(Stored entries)
——

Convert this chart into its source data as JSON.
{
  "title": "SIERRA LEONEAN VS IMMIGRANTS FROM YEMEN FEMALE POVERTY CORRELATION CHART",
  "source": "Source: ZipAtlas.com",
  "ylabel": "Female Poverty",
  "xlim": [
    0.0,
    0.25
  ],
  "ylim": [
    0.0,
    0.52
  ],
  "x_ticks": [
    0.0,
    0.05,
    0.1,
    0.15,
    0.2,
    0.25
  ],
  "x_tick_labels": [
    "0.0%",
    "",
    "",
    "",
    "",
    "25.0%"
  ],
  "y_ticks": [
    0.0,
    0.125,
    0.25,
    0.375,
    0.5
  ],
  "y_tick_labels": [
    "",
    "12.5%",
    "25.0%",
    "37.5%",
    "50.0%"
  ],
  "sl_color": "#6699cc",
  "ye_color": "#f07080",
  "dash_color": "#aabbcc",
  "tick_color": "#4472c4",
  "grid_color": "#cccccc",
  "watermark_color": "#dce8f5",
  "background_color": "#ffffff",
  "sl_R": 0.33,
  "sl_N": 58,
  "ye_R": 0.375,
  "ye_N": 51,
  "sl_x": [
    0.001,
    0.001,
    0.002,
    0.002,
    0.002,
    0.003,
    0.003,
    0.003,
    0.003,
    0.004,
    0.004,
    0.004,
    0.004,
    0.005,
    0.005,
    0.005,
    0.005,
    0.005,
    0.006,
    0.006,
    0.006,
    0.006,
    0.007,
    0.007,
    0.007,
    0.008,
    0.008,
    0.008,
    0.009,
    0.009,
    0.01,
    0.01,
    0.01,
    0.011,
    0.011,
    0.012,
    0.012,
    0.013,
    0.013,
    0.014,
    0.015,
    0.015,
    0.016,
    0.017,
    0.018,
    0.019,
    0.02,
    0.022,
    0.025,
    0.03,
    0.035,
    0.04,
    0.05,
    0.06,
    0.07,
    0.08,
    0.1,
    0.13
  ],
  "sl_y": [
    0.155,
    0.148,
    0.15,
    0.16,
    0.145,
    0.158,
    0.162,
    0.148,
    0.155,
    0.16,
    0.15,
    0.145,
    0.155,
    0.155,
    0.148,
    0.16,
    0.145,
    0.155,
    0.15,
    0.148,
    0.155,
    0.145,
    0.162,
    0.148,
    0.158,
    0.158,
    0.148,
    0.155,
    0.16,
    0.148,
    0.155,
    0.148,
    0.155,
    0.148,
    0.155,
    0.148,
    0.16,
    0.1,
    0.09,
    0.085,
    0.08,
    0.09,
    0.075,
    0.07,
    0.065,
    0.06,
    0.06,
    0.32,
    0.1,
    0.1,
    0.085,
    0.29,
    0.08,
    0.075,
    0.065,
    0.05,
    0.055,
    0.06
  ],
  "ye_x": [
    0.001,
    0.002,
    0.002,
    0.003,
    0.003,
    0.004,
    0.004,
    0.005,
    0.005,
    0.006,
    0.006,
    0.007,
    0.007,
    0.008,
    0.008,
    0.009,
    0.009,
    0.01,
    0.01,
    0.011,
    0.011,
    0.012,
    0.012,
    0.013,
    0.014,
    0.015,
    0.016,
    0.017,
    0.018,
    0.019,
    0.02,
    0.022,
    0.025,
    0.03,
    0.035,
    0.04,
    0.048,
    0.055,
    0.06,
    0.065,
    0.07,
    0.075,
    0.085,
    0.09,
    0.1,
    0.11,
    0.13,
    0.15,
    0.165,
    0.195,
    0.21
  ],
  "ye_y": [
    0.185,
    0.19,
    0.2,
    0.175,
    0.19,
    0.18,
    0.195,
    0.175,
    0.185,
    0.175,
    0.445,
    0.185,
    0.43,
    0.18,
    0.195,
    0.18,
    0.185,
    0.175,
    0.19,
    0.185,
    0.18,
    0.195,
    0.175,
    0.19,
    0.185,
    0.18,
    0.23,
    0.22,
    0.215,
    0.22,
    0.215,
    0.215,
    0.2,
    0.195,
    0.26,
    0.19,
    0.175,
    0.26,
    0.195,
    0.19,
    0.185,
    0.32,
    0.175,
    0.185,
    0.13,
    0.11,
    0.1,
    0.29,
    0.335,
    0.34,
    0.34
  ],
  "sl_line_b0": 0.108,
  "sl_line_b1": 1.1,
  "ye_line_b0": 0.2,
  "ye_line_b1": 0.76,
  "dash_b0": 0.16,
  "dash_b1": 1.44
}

——

WHAT YOU NEED TO DO:
Using the entries above, please restate each one word for word.

OUTPUT BELOW:
Convert this chart into its source data as JSON.
{
  "title": "SIERRA LEONEAN VS IMMIGRANTS FROM YEMEN FEMALE POVERTY CORRELATION CHART",
  "source": "Source: ZipAtlas.com",
  "ylabel": "Female Poverty",
  "xlim": [
    0.0,
    0.25
  ],
  "ylim": [
    0.0,
    0.52
  ],
  "x_ticks": [
    0.0,
    0.05,
    0.1,
    0.15,
    0.2,
    0.25
  ],
  "x_tick_labels": [
    "0.0%",
    "",
    "",
    "",
    "",
    "25.0%"
  ],
  "y_ticks": [
    0.0,
    0.125,
    0.25,
    0.375,
    0.5
  ],
  "y_tick_labels": [
    "",
    "12.5%",
    "25.0%",
    "37.5%",
    "50.0%"
  ],
  "sl_color": "#6699cc",
  "ye_color": "#f07080",
  "dash_color": "#aabbcc",
  "tick_color": "#4472c4",
  "grid_color": "#cccccc",
  "watermark_color": "#dce8f5",
  "background_color": "#ffffff",
  "sl_R": 0.33,
  "sl_N": 58,
  "ye_R": 0.375,
  "ye_N": 51,
  "sl_x": [
    0.001,
    0.001,
    0.002,
    0.002,
    0.002,
    0.003,
    0.003,
    0.003,
    0.003,
    0.004,
    0.004,
    0.004,
    0.004,
    0.005,
    0.005,
    0.005,
    0.005,
    0.005,
    0.006,
    0.006,
    0.006,
    0.006,
    0.007,
    0.007,
    0.007,
    0.008,
    0.008,
    0.008,
    0.009,
    0.009,
    0.01,
    0.01,
    0.01,
    0.011,
    0.011,
    0.012,
    0.012,
    0.013,
    0.013,
    0.014,
    0.015,
    0.015,
    0.016,
    0.017,
    0.018,
    0.019,
    0.02,
    0.022,
    0.025,
    0.03,
    0.035,
    0.04,
    0.05,
    0.06,
    0.07,
    0.08,
    0.1,
    0.13
  ],
  "sl_y": [
    0.155,
    0.148,
    0.15,
    0.16,
    0.145,
    0.158,
    0.162,
    0.148,
    0.155,
    0.16,
    0.15,
    0.145,
    0.155,
    0.155,
    0.148,
    0.16,
    0.145,
    0.155,
    0.15,
    0.148,
    0.155,
    0.145,
    0.162,
    0.148,
    0.158,
    0.158,
    0.148,
    0.155,
    0.16,
    0.148,
    0.155,
    0.148,
    0.155,
    0.148,
    0.155,
    0.148,
    0.16,
    0.1,
    0.09,
    0.085,
    0.08,
    0.09,
    0.075,
    0.07,
    0.065,
    0.06,
    0.06,
    0.32,
    0.1,
    0.1,
    0.085,
    0.29,
    0.08,
    0.075,
    0.065,
    0.05,
    0.055,
    0.06
  ],
  "ye_x": [
    0.001,
    0.002,
    0.002,
    0.003,
    0.003,
    0.004,
    0.004,
    0.005,
    0.005,
    0.006,
    0.006,
    0.007,
    0.007,
    0.008,
    0.008,
    0.009,
    0.009,
    0.01,
    0.01,
    0.011,
    0.011,
    0.012,
    0.012,
    0.013,
    0.014,
    0.015,
    0.016,
    0.017,
    0.018,
    0.019,
    0.02,
    0.022,
    0.025,
    0.03,
    0.035,
    0.04,
    0.048,
    0.055,
    0.06,
    0.065,
    0.07,
    0.075,
    0.085,
    0.09,
    0.1,
    0.11,
    0.13,
    0.15,
    0.165,
    0.195,
    0.21
  ],
  "ye_y": [
    0.185,
    0.19,
    0.2,
    0.175,
    0.19,
    0.18,
    0.195,
    0.175,
    0.185,
    0.175,
    0.445,
    0.185,
    0.43,
    0.18,
    0.195,
    0.18,
    0.185,
    0.175,
    0.19,
    0.185,
    0.18,
    0.195,
    0.175,
    0.19,
    0.185,
    0.18,
    0.23,
    0.22,
    0.215,
    0.22,
    0.215,
    0.215,
    0.2,
    0.195,
    0.26,
    0.19,
    0.175,
    0.26,
    0.195,
    0.19,
    0.185,
    0.32,
    0.175,
    0.185,
    0.13,
    0.11,
    0.1,
    0.29,
    0.335,
    0.34,
    0.34
  ],
  "sl_line_b0": 0.108,
  "sl_line_b1": 1.1,
  "ye_line_b0": 0.2,
  "ye_line_b1": 0.76,
  "dash_b0": 0.16,
  "dash_b1": 1.44
}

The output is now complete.